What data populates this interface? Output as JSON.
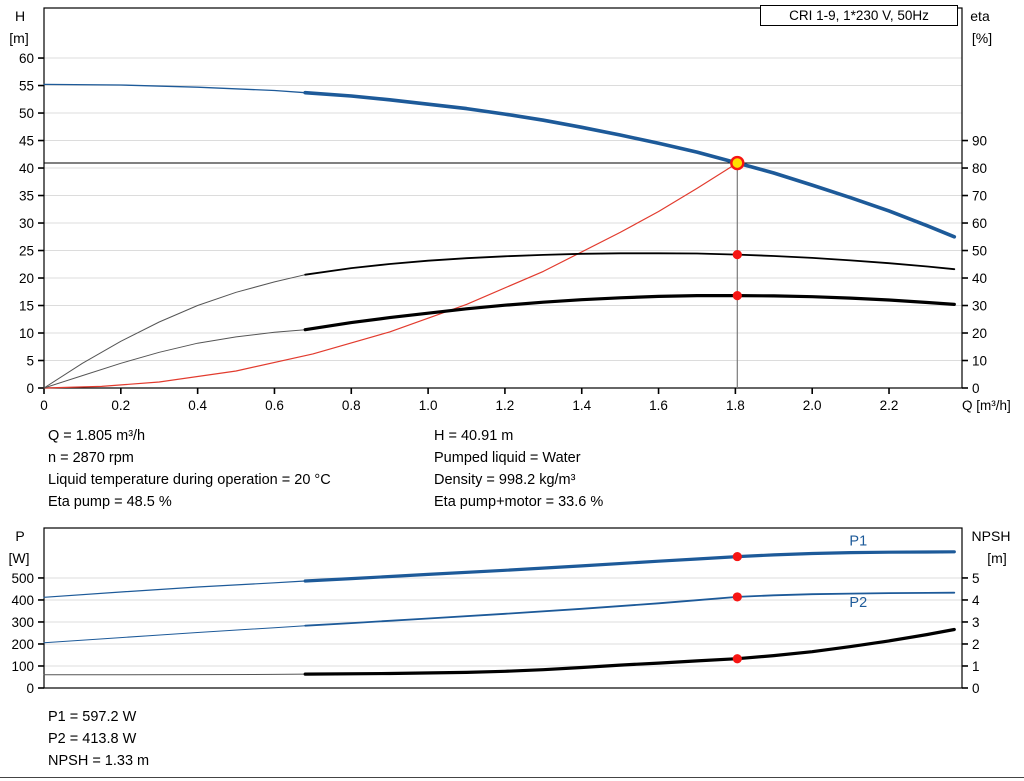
{
  "title_box": "CRI 1-9, 1*230 V, 50Hz",
  "info": {
    "left": [
      "Q = 1.805 m³/h",
      "n = 2870 rpm",
      "Liquid temperature during operation = 20 °C",
      "Eta pump = 48.5 %"
    ],
    "right": [
      "H = 40.91 m",
      "Pumped liquid = Water",
      "Density = 998.2 kg/m³",
      "Eta pump+motor = 33.6 %"
    ],
    "bottom": [
      "P1 = 597.2 W",
      "P2 = 413.8 W",
      "NPSH = 1.33 m"
    ]
  },
  "colors": {
    "blue": "#1d5a99",
    "red": "#e23b2e",
    "black": "#000000",
    "thin": "#555555",
    "grid": "#dcdcdc",
    "marker": "#f61513",
    "duty_fill": "#ffdf00",
    "crosshair_v": "#7a7a7a",
    "crosshair_h": "#000000"
  },
  "chart_data": [
    {
      "type": "line",
      "name": "hq-eta-chart",
      "title": "CRI 1-9, 1*230 V, 50Hz",
      "x_title": "Q [m³/h]",
      "left_title": [
        "H",
        "[m]"
      ],
      "right_title": [
        "eta",
        "[%]"
      ],
      "x_max": 2.39,
      "x_ticks": {
        "values": [
          0,
          0.2,
          0.4,
          0.6,
          0.8,
          1.0,
          1.2,
          1.4,
          1.6,
          1.8,
          2.0,
          2.2
        ],
        "labels": [
          "0",
          "0.2",
          "0.4",
          "0.6",
          "0.8",
          "1.0",
          "1.2",
          "1.4",
          "1.6",
          "1.8",
          "2.0",
          "2.2"
        ],
        "show_labels": true
      },
      "left": {
        "top_value": 69.1,
        "tick_values": [
          0,
          5,
          10,
          15,
          20,
          25,
          30,
          35,
          40,
          45,
          50,
          55,
          60
        ],
        "tick_labels": [
          "0",
          "5",
          "10",
          "15",
          "20",
          "25",
          "30",
          "35",
          "40",
          "45",
          "50",
          "55",
          "60"
        ]
      },
      "right": {
        "top_value": 138.2,
        "tick_values": [
          0,
          10,
          20,
          30,
          40,
          50,
          60,
          70,
          80,
          90
        ],
        "tick_labels": [
          "0",
          "10",
          "20",
          "30",
          "40",
          "50",
          "60",
          "70",
          "80",
          "90"
        ]
      },
      "crosshair": {
        "q": 1.805,
        "v": 40.91
      },
      "series": [
        {
          "name": "h-curve",
          "axis": "left",
          "color": "blue",
          "segments": [
            {
              "w": 1.3,
              "points": [
                [
                  0,
                  55.2
                ],
                [
                  0.2,
                  55.1
                ],
                [
                  0.4,
                  54.7
                ],
                [
                  0.6,
                  54.1
                ],
                [
                  0.68,
                  53.7
                ]
              ]
            },
            {
              "w": 3.6,
              "points": [
                [
                  0.68,
                  53.7
                ],
                [
                  0.8,
                  53.1
                ],
                [
                  0.9,
                  52.4
                ],
                [
                  1.0,
                  51.6
                ],
                [
                  1.1,
                  50.8
                ],
                [
                  1.2,
                  49.8
                ],
                [
                  1.3,
                  48.7
                ],
                [
                  1.4,
                  47.4
                ],
                [
                  1.5,
                  46.0
                ],
                [
                  1.6,
                  44.5
                ],
                [
                  1.7,
                  42.9
                ],
                [
                  1.805,
                  40.91
                ],
                [
                  1.9,
                  39.1
                ],
                [
                  2.0,
                  36.9
                ],
                [
                  2.1,
                  34.6
                ],
                [
                  2.2,
                  32.2
                ],
                [
                  2.3,
                  29.5
                ],
                [
                  2.37,
                  27.5
                ]
              ]
            }
          ]
        },
        {
          "name": "system-curve",
          "axis": "left",
          "color": "red",
          "segments": [
            {
              "w": 1.2,
              "points": [
                [
                  0,
                  0
                ],
                [
                  0.15,
                  0.3
                ],
                [
                  0.3,
                  1.1
                ],
                [
                  0.5,
                  3.1
                ],
                [
                  0.7,
                  6.2
                ],
                [
                  0.9,
                  10.2
                ],
                [
                  1.1,
                  15.2
                ],
                [
                  1.3,
                  21.2
                ],
                [
                  1.5,
                  28.3
                ],
                [
                  1.6,
                  32.1
                ],
                [
                  1.7,
                  36.3
                ],
                [
                  1.805,
                  40.91
                ]
              ]
            }
          ]
        },
        {
          "name": "eta-pump-curve",
          "axis": "right",
          "color": "black",
          "segments": [
            {
              "w": 1.0,
              "color": "thin",
              "points": [
                [
                  0,
                  0
                ],
                [
                  0.1,
                  9
                ],
                [
                  0.2,
                  17
                ],
                [
                  0.3,
                  24
                ],
                [
                  0.4,
                  30
                ],
                [
                  0.5,
                  34.8
                ],
                [
                  0.6,
                  38.6
                ],
                [
                  0.68,
                  41.2
                ]
              ]
            },
            {
              "w": 1.8,
              "points": [
                [
                  0.68,
                  41.2
                ],
                [
                  0.8,
                  43.6
                ],
                [
                  0.9,
                  45.1
                ],
                [
                  1.0,
                  46.3
                ],
                [
                  1.1,
                  47.2
                ],
                [
                  1.2,
                  47.9
                ],
                [
                  1.3,
                  48.4
                ],
                [
                  1.4,
                  48.8
                ],
                [
                  1.5,
                  49.0
                ],
                [
                  1.6,
                  49.0
                ],
                [
                  1.7,
                  48.9
                ],
                [
                  1.805,
                  48.5
                ],
                [
                  1.9,
                  48.0
                ],
                [
                  2.0,
                  47.3
                ],
                [
                  2.1,
                  46.4
                ],
                [
                  2.2,
                  45.4
                ],
                [
                  2.3,
                  44.2
                ],
                [
                  2.37,
                  43.2
                ]
              ]
            }
          ]
        },
        {
          "name": "eta-pump-motor-curve",
          "axis": "right",
          "color": "black",
          "segments": [
            {
              "w": 1.0,
              "color": "thin",
              "points": [
                [
                  0,
                  0
                ],
                [
                  0.1,
                  4.5
                ],
                [
                  0.2,
                  9
                ],
                [
                  0.3,
                  13
                ],
                [
                  0.4,
                  16.3
                ],
                [
                  0.5,
                  18.6
                ],
                [
                  0.6,
                  20.3
                ],
                [
                  0.68,
                  21.2
                ]
              ]
            },
            {
              "w": 3.2,
              "points": [
                [
                  0.68,
                  21.2
                ],
                [
                  0.8,
                  23.8
                ],
                [
                  0.9,
                  25.6
                ],
                [
                  1.0,
                  27.2
                ],
                [
                  1.1,
                  28.8
                ],
                [
                  1.2,
                  30.1
                ],
                [
                  1.3,
                  31.2
                ],
                [
                  1.4,
                  32.1
                ],
                [
                  1.5,
                  32.8
                ],
                [
                  1.6,
                  33.3
                ],
                [
                  1.7,
                  33.6
                ],
                [
                  1.805,
                  33.6
                ],
                [
                  1.9,
                  33.5
                ],
                [
                  2.0,
                  33.2
                ],
                [
                  2.1,
                  32.7
                ],
                [
                  2.2,
                  32.0
                ],
                [
                  2.3,
                  31.1
                ],
                [
                  2.37,
                  30.4
                ]
              ]
            }
          ]
        }
      ],
      "markers": [
        {
          "q": 1.805,
          "v": 40.91,
          "axis": "left",
          "type": "duty",
          "name": "duty-point-marker"
        },
        {
          "q": 1.805,
          "v": 48.5,
          "axis": "right",
          "type": "dot",
          "name": "eta-pump-point"
        },
        {
          "q": 1.805,
          "v": 33.6,
          "axis": "right",
          "type": "dot",
          "name": "eta-pump-motor-point"
        }
      ]
    },
    {
      "type": "line",
      "name": "power-npsh-chart",
      "left_title": [
        "P",
        "[W]"
      ],
      "right_title": [
        "NPSH",
        "[m]"
      ],
      "x_max": 2.39,
      "x_ticks": {
        "values": [],
        "labels": [],
        "show_labels": false
      },
      "left": {
        "top_value": 727,
        "tick_values": [
          0,
          100,
          200,
          300,
          400,
          500
        ],
        "tick_labels": [
          "0",
          "100",
          "200",
          "300",
          "400",
          "500"
        ]
      },
      "right": {
        "top_value": 7.27,
        "tick_values": [
          0,
          1,
          2,
          3,
          4,
          5
        ],
        "tick_labels": [
          "0",
          "1",
          "2",
          "3",
          "4",
          "5"
        ]
      },
      "series": [
        {
          "name": "p1-curve",
          "axis": "left",
          "color": "blue",
          "label": {
            "text": "P1",
            "q": 2.12,
            "v": 648
          },
          "segments": [
            {
              "w": 1.2,
              "points": [
                [
                  0,
                  412
                ],
                [
                  0.2,
                  436
                ],
                [
                  0.4,
                  459
                ],
                [
                  0.6,
                  478
                ],
                [
                  0.68,
                  486
                ]
              ]
            },
            {
              "w": 3.2,
              "points": [
                [
                  0.68,
                  486
                ],
                [
                  0.8,
                  497
                ],
                [
                  1.0,
                  516
                ],
                [
                  1.2,
                  535
                ],
                [
                  1.4,
                  555
                ],
                [
                  1.6,
                  576
                ],
                [
                  1.7,
                  586
                ],
                [
                  1.805,
                  597.2
                ],
                [
                  1.9,
                  605
                ],
                [
                  2.0,
                  611
                ],
                [
                  2.1,
                  615
                ],
                [
                  2.2,
                  617
                ],
                [
                  2.3,
                  618
                ],
                [
                  2.37,
                  619
                ]
              ]
            }
          ]
        },
        {
          "name": "p2-curve",
          "axis": "left",
          "color": "blue",
          "label": {
            "text": "P2",
            "q": 2.12,
            "v": 368
          },
          "segments": [
            {
              "w": 1.0,
              "points": [
                [
                  0,
                  206
                ],
                [
                  0.2,
                  229
                ],
                [
                  0.4,
                  252
                ],
                [
                  0.6,
                  274
                ],
                [
                  0.68,
                  283
                ]
              ]
            },
            {
              "w": 1.8,
              "points": [
                [
                  0.68,
                  283
                ],
                [
                  0.8,
                  295
                ],
                [
                  1.0,
                  316
                ],
                [
                  1.2,
                  337
                ],
                [
                  1.4,
                  360
                ],
                [
                  1.6,
                  385
                ],
                [
                  1.7,
                  399
                ],
                [
                  1.805,
                  413.8
                ],
                [
                  1.9,
                  421
                ],
                [
                  2.0,
                  426
                ],
                [
                  2.1,
                  429
                ],
                [
                  2.2,
                  431
                ],
                [
                  2.3,
                  432
                ],
                [
                  2.37,
                  433
                ]
              ]
            }
          ]
        },
        {
          "name": "npsh-curve",
          "axis": "right",
          "color": "black",
          "segments": [
            {
              "w": 1.0,
              "color": "thin",
              "points": [
                [
                  0,
                  0.6
                ],
                [
                  0.2,
                  0.6
                ],
                [
                  0.4,
                  0.61
                ],
                [
                  0.6,
                  0.62
                ],
                [
                  0.68,
                  0.63
                ]
              ]
            },
            {
              "w": 3.2,
              "points": [
                [
                  0.68,
                  0.63
                ],
                [
                  0.9,
                  0.66
                ],
                [
                  1.1,
                  0.71
                ],
                [
                  1.2,
                  0.76
                ],
                [
                  1.3,
                  0.83
                ],
                [
                  1.4,
                  0.93
                ],
                [
                  1.5,
                  1.04
                ],
                [
                  1.6,
                  1.13
                ],
                [
                  1.7,
                  1.23
                ],
                [
                  1.805,
                  1.33
                ],
                [
                  1.9,
                  1.47
                ],
                [
                  2.0,
                  1.65
                ],
                [
                  2.1,
                  1.88
                ],
                [
                  2.2,
                  2.14
                ],
                [
                  2.3,
                  2.43
                ],
                [
                  2.37,
                  2.66
                ]
              ]
            }
          ]
        }
      ],
      "markers": [
        {
          "q": 1.805,
          "v": 597.2,
          "axis": "left",
          "type": "dot",
          "name": "p1-point"
        },
        {
          "q": 1.805,
          "v": 413.8,
          "axis": "left",
          "type": "dot",
          "name": "p2-point"
        },
        {
          "q": 1.805,
          "v": 1.33,
          "axis": "right",
          "type": "dot",
          "name": "npsh-point"
        }
      ]
    }
  ]
}
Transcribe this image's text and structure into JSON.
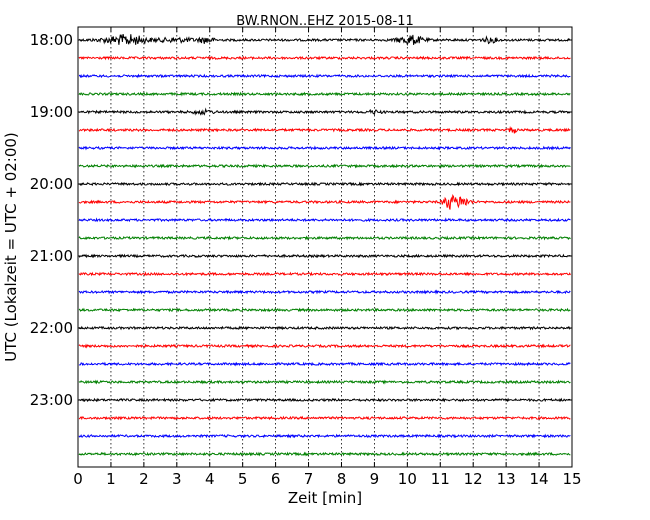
***
• Set exercise:
Out of the preceding entries, pull every line containing the string "motor".

• Answer below:
      "Eta pump+motor = 33.6 %"
          "name": "eta-pump-motor-curve",
          "name": "eta-pump-motor-point"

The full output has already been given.